PROVIDED DATA:
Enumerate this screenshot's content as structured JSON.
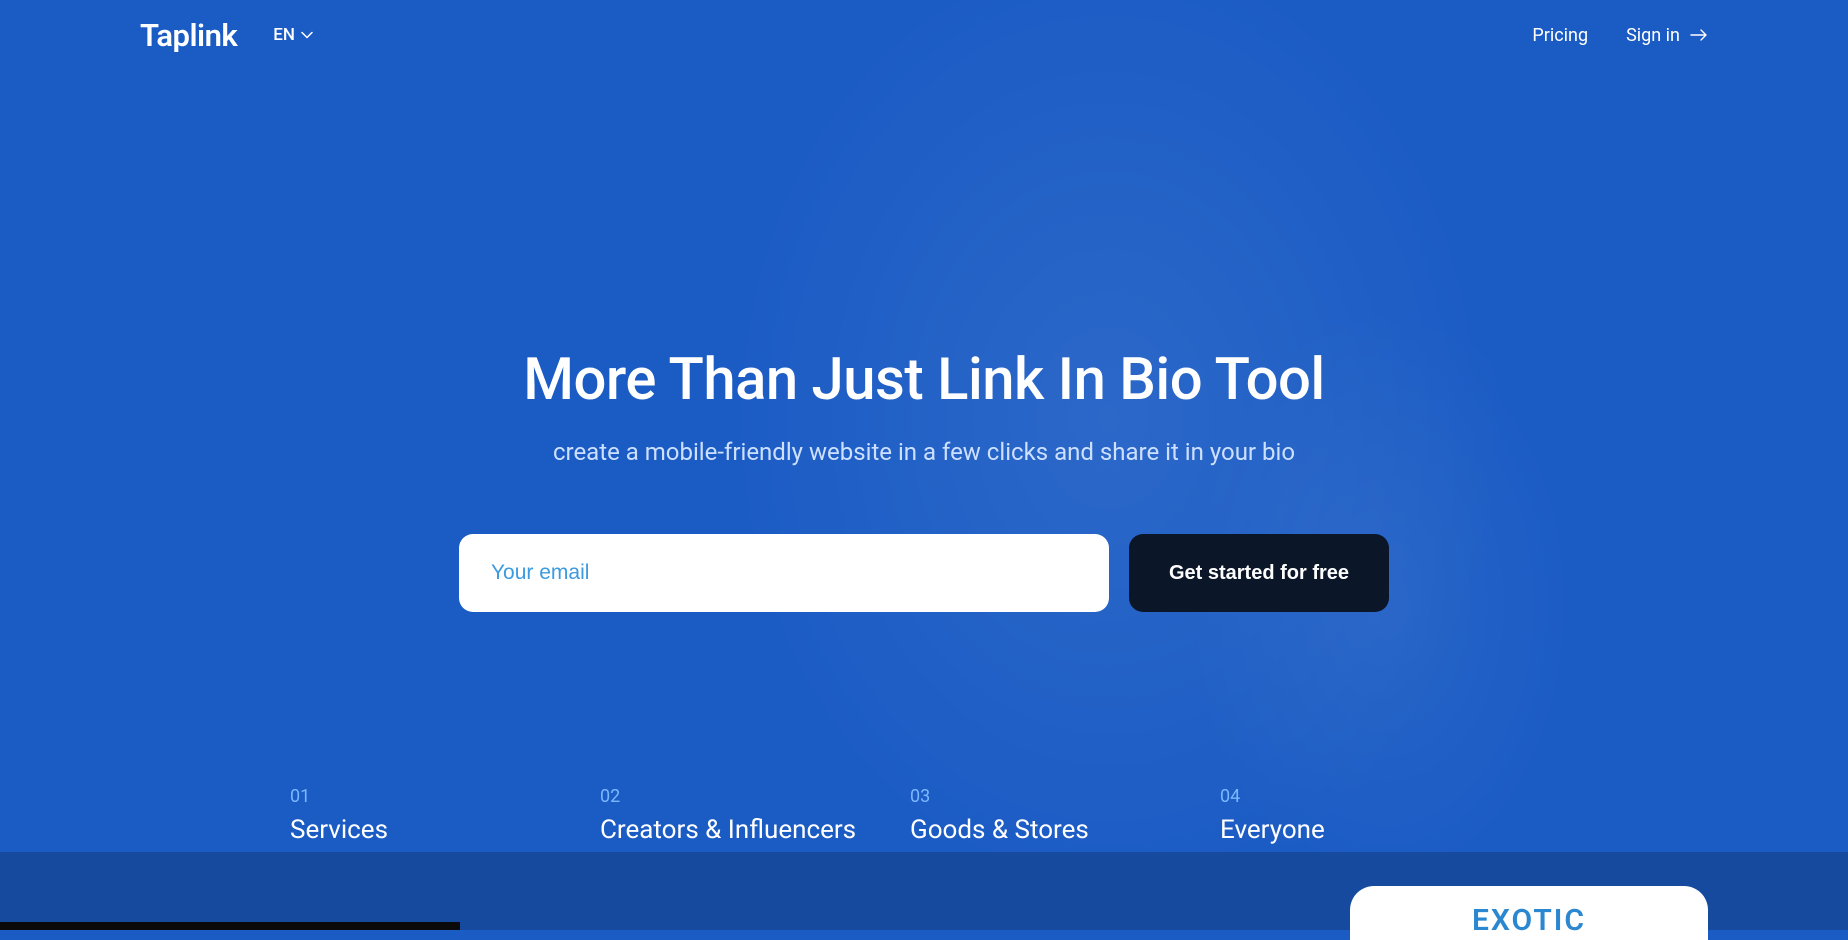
{
  "header": {
    "logo": "Taplink",
    "lang": "EN",
    "pricing": "Pricing",
    "signin": "Sign in"
  },
  "hero": {
    "title": "More Than Just Link In Bio Tool",
    "subtitle": "create a mobile-friendly website in a few clicks and share it in your bio",
    "email_placeholder": "Your email",
    "cta": "Get started for free"
  },
  "tabs": [
    {
      "num": "01",
      "label": "Services"
    },
    {
      "num": "02",
      "label": "Creators & Influencers"
    },
    {
      "num": "03",
      "label": "Goods & Stores"
    },
    {
      "num": "04",
      "label": "Everyone"
    }
  ],
  "card": {
    "exotic": "EXOTIC"
  }
}
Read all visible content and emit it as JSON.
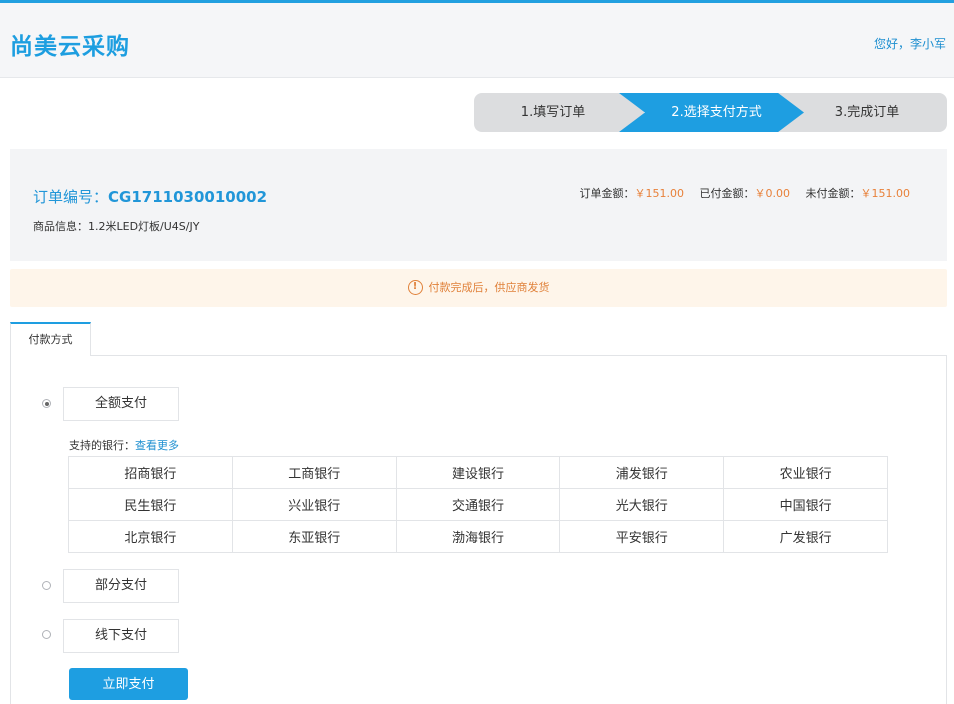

REQUEST: Copy the data word for word. Pictures do not go in the copy.

THE OUTPUT:
Enumerate this screenshot's content as structured JSON.
{
  "header": {
    "logo": "Taplink",
    "lang": "EN",
    "pricing": "Pricing",
    "signin": "Sign in"
  },
  "hero": {
    "title": "More Than Just Link In Bio Tool",
    "subtitle": "create a mobile-friendly website in a few clicks and share it in your bio",
    "email_placeholder": "Your email",
    "cta": "Get started for free"
  },
  "tabs": [
    {
      "num": "01",
      "label": "Services"
    },
    {
      "num": "02",
      "label": "Creators & Influencers"
    },
    {
      "num": "03",
      "label": "Goods & Stores"
    },
    {
      "num": "04",
      "label": "Everyone"
    }
  ],
  "card": {
    "exotic": "EXOTIC"
  }
}
Read all visible content and emit it as JSON.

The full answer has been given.